Given instruction ->
Return each line of the data below verbatim; pictures are to be left out.

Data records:
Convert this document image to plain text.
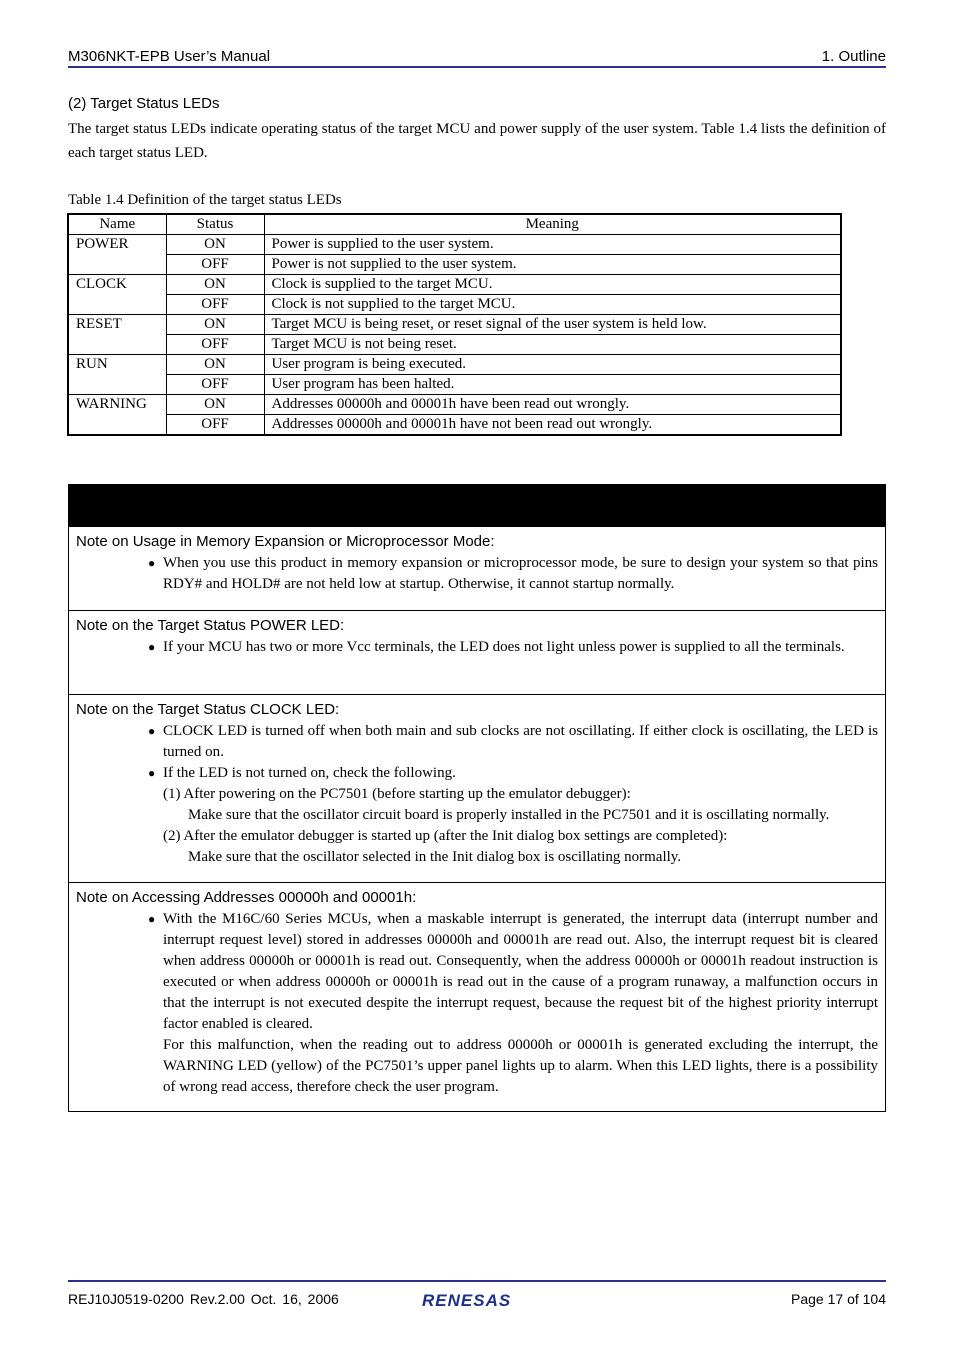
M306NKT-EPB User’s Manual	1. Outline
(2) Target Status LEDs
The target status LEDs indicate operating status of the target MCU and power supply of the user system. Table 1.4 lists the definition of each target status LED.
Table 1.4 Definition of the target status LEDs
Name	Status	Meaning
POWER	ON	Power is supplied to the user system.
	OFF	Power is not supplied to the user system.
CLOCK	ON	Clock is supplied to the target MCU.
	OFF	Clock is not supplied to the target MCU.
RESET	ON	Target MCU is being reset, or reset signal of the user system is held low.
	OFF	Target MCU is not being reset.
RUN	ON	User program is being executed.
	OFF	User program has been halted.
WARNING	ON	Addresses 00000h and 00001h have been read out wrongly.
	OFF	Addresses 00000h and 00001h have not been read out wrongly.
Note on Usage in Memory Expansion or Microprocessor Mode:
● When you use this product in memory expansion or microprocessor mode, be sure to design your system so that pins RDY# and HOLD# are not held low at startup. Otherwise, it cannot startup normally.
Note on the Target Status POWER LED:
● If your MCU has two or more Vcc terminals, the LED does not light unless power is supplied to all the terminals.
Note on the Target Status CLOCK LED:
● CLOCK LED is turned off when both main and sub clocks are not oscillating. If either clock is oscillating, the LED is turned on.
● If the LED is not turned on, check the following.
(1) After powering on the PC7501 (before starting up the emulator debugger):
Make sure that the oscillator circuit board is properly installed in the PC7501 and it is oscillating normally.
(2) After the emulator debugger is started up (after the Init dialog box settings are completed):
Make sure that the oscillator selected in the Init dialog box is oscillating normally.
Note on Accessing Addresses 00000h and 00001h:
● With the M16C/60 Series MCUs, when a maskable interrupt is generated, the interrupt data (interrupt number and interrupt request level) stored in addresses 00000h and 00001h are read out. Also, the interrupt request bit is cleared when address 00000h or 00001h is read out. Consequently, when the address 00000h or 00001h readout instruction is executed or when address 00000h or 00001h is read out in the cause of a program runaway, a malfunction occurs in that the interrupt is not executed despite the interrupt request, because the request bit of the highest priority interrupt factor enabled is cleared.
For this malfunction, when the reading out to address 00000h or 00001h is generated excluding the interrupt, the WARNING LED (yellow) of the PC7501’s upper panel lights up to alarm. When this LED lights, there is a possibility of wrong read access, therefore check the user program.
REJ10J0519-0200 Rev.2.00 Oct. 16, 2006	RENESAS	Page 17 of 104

Result ->
Convert this document image to plain text.
M306NKT-EPB User’s Manual	1. Outline
(2) Target Status LEDs
The target status LEDs indicate operating status of the target MCU and power supply of the user system. Table 1.4 lists the definition of each target status LED.
Table 1.4 Definition of the target status LEDs
Name	Status	Meaning
POWER	ON	Power is supplied to the user system.
	OFF	Power is not supplied to the user system.
CLOCK	ON	Clock is supplied to the target MCU.
	OFF	Clock is not supplied to the target MCU.
RESET	ON	Target MCU is being reset, or reset signal of the user system is held low.
	OFF	Target MCU is not being reset.
RUN	ON	User program is being executed.
	OFF	User program has been halted.
WARNING	ON	Addresses 00000h and 00001h have been read out wrongly.
	OFF	Addresses 00000h and 00001h have not been read out wrongly.
Note on Usage in Memory Expansion or Microprocessor Mode:
● When you use this product in memory expansion or microprocessor mode, be sure to design your system so that pins RDY# and HOLD# are not held low at startup. Otherwise, it cannot startup normally.
Note on the Target Status POWER LED:
● If your MCU has two or more Vcc terminals, the LED does not light unless power is supplied to all the terminals.
Note on the Target Status CLOCK LED:
● CLOCK LED is turned off when both main and sub clocks are not oscillating. If either clock is oscillating, the LED is turned on.
● If the LED is not turned on, check the following.
(1) After powering on the PC7501 (before starting up the emulator debugger):
Make sure that the oscillator circuit board is properly installed in the PC7501 and it is oscillating normally.
(2) After the emulator debugger is started up (after the Init dialog box settings are completed):
Make sure that the oscillator selected in the Init dialog box is oscillating normally.
Note on Accessing Addresses 00000h and 00001h:
● With the M16C/60 Series MCUs, when a maskable interrupt is generated, the interrupt data (interrupt number and interrupt request level) stored in addresses 00000h and 00001h are read out. Also, the interrupt request bit is cleared when address 00000h or 00001h is read out. Consequently, when the address 00000h or 00001h readout instruction is executed or when address 00000h or 00001h is read out in the cause of a program runaway, a malfunction occurs in that the interrupt is not executed despite the interrupt request, because the request bit of the highest priority interrupt factor enabled is cleared.
For this malfunction, when the reading out to address 00000h or 00001h is generated excluding the interrupt, the WARNING LED (yellow) of the PC7501’s upper panel lights up to alarm. When this LED lights, there is a possibility of wrong read access, therefore check the user program.
REJ10J0519-0200 Rev.2.00 Oct. 16, 2006	RENESAS	Page 17 of 104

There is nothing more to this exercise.